▶ DIRECTIVE
Copy each line with the word "sure" in it.

▶ SUPPLIED DATA

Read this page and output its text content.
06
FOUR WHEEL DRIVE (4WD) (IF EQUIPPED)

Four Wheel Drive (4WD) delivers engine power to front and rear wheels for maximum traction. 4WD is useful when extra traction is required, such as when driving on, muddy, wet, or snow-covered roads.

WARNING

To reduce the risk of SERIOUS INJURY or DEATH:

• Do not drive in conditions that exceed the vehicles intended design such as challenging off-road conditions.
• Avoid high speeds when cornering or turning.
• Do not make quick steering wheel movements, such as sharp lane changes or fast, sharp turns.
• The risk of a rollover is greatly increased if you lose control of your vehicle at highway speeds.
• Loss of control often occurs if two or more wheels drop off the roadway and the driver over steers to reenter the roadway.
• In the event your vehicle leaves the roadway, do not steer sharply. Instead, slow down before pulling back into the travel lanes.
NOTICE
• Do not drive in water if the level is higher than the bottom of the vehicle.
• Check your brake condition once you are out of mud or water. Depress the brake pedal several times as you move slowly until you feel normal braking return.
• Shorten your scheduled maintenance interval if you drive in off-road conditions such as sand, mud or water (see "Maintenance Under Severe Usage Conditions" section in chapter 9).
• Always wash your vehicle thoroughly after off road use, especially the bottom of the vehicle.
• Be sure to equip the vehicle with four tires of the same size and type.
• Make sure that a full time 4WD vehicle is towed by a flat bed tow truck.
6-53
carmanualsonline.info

▶ EXERCISE RESULT
• Be sure to equip the vehicle with four tires of the same size and type.
• Make sure that a full time 4WD vehicle is towed by a flat bed tow truck.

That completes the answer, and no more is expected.